#### Record extracts:
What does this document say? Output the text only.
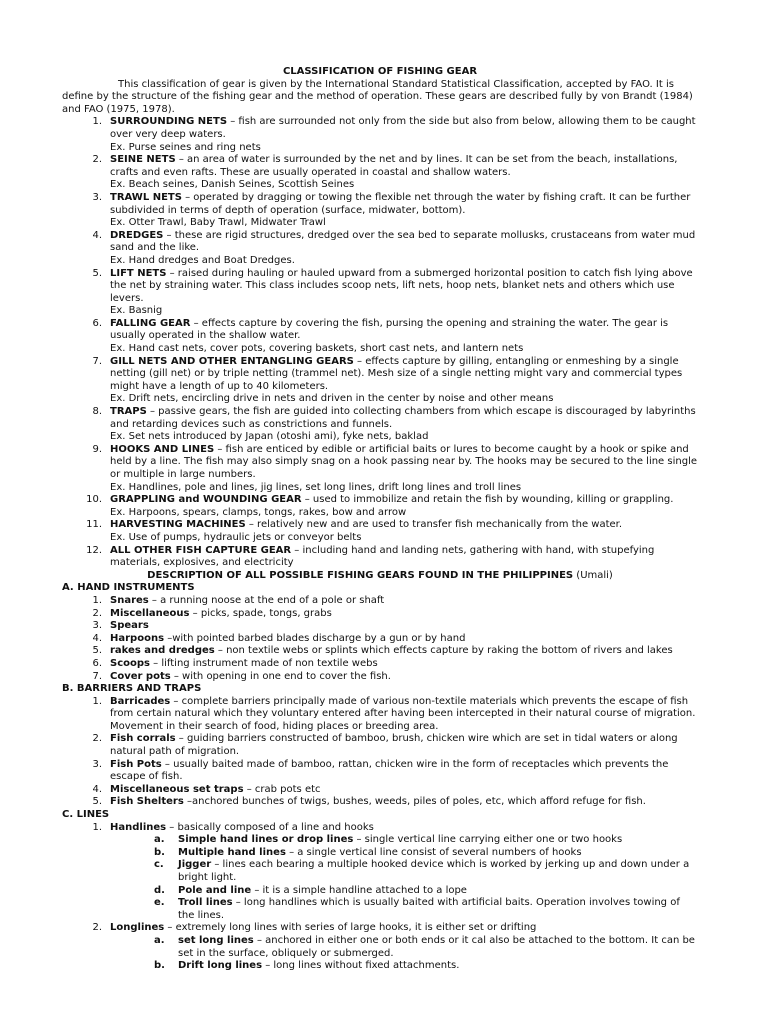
CLASSIFICATION OF FISHING GEAR

This classification of gear is given by the International Standard Statistical Classification, accepted by FAO. It is define by the structure of the fishing gear and the method of operation. These gears are described fully by von Brandt (1984) and FAO (1975, 1978).

1. SURROUNDING NETS – fish are surrounded not only from the side but also from below, allowing them to be caught over very deep waters.
Ex. Purse seines and ring nets
2. SEINE NETS – an area of water is surrounded by the net and by lines. It can be set from the beach, installations, crafts and even rafts. These are usually operated in coastal and shallow waters.
Ex. Beach seines, Danish Seines, Scottish Seines
3. TRAWL NETS – operated by dragging or towing the flexible net through the water by fishing craft. It can be further subdivided in terms of depth of operation (surface, midwater, bottom).
Ex. Otter Trawl, Baby Trawl, Midwater Trawl
4. DREDGES – these are rigid structures, dredged over the sea bed to separate mollusks, crustaceans from water mud sand and the like.
Ex. Hand dredges and Boat Dredges.
5. LIFT NETS – raised during hauling or hauled upward from a submerged horizontal position to catch fish lying above the net by straining water. This class includes scoop nets, lift nets, hoop nets, blanket nets and others which use levers.
Ex. Basnig
6. FALLING GEAR – effects capture by covering the fish, pursing the opening and straining the water. The gear is usually operated in the shallow water.
Ex. Hand cast nets, cover pots, covering baskets, short cast nets, and lantern nets
7. GILL NETS AND OTHER ENTANGLING GEARS – effects capture by gilling, entangling or enmeshing by a single netting (gill net) or by triple netting (trammel net). Mesh size of a single netting might vary and commercial types might have a length of up to 40 kilometers.
Ex. Drift nets, encircling drive in nets and driven in the center by noise and other means
8. TRAPS – passive gears, the fish are guided into collecting chambers from which escape is discouraged by labyrinths and retarding devices such as constrictions and funnels.
Ex. Set nets introduced by Japan (otoshi ami), fyke nets, baklad
9. HOOKS AND LINES – fish are enticed by edible or artificial baits or lures to become caught by a hook or spike and held by a line. The fish may also simply snag on a hook passing near by. The hooks may be secured to the line single or multiple in large numbers.
Ex. Handlines, pole and lines, jig lines, set long lines, drift long lines and troll lines
10. GRAPPLING and WOUNDING GEAR – used to immobilize and retain the fish by wounding, killing or grappling.
Ex. Harpoons, spears, clamps, tongs, rakes, bow and arrow
11. HARVESTING MACHINES – relatively new and are used to transfer fish mechanically from the water.
Ex. Use of pumps, hydraulic jets or conveyor belts
12. ALL OTHER FISH CAPTURE GEAR – including hand and landing nets, gathering with hand, with stupefying materials, explosives, and electricity

DESCRIPTION OF ALL POSSIBLE FISHING GEARS FOUND IN THE PHILIPPINES (Umali)

A. HAND INSTRUMENTS

1. Snares – a running noose at the end of a pole or shaft
2. Miscellaneous – picks, spade, tongs, grabs
3. Spears
4. Harpoons –with pointed barbed blades discharge by a gun or by hand
5. rakes and dredges – non textile webs or splints which effects capture by raking the bottom of rivers and lakes
6. Scoops – lifting instrument made of non textile webs
7. Cover pots – with opening in one end to cover the fish.

B. BARRIERS AND TRAPS

1. Barricades – complete barriers principally made of various non-textile materials which prevents the escape of fish from certain natural which they voluntary entered after having been intercepted in their natural course of migration. Movement in their search of food, hiding places or breeding area.
2. Fish corrals – guiding barriers constructed of bamboo, brush, chicken wire which are set in tidal waters or along natural path of migration.
3. Fish Pots – usually baited made of bamboo, rattan, chicken wire in the form of receptacles which prevents the escape of fish.
4. Miscellaneous set traps – crab pots etc
5. Fish Shelters –anchored bunches of twigs, bushes, weeds, piles of poles, etc, which afford refuge for fish.

C. LINES

1. Handlines – basically composed of a line and hooks
a. Simple hand lines or drop lines – single vertical line carrying either one or two hooks
b. Multiple hand lines – a single vertical line consist of several numbers of hooks
c. Jigger – lines each bearing a multiple hooked device which is worked by jerking up and down under a bright light.
d. Pole and line – it is a simple handline attached to a lope
e. Troll lines – long handlines which is usually baited with artificial baits. Operation involves towing of the lines.
2. Longlines – extremely long lines with series of large hooks, it is either set or drifting
a. set long lines – anchored in either one or both ends or it cal also be attached to the bottom. It can be set in the surface, obliquely or submerged.
b. Drift long lines – long lines without fixed attachments.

#### Task to carry out:
Your task is to pick out every line with the string "attached" and copy it.

#### Problem solution:
d. Pole and line – it is a simple handline attached to a lope
a. set long lines – anchored in either one or both ends or it cal also be attached to the bottom. It can be set in the surface, obliquely or submerged.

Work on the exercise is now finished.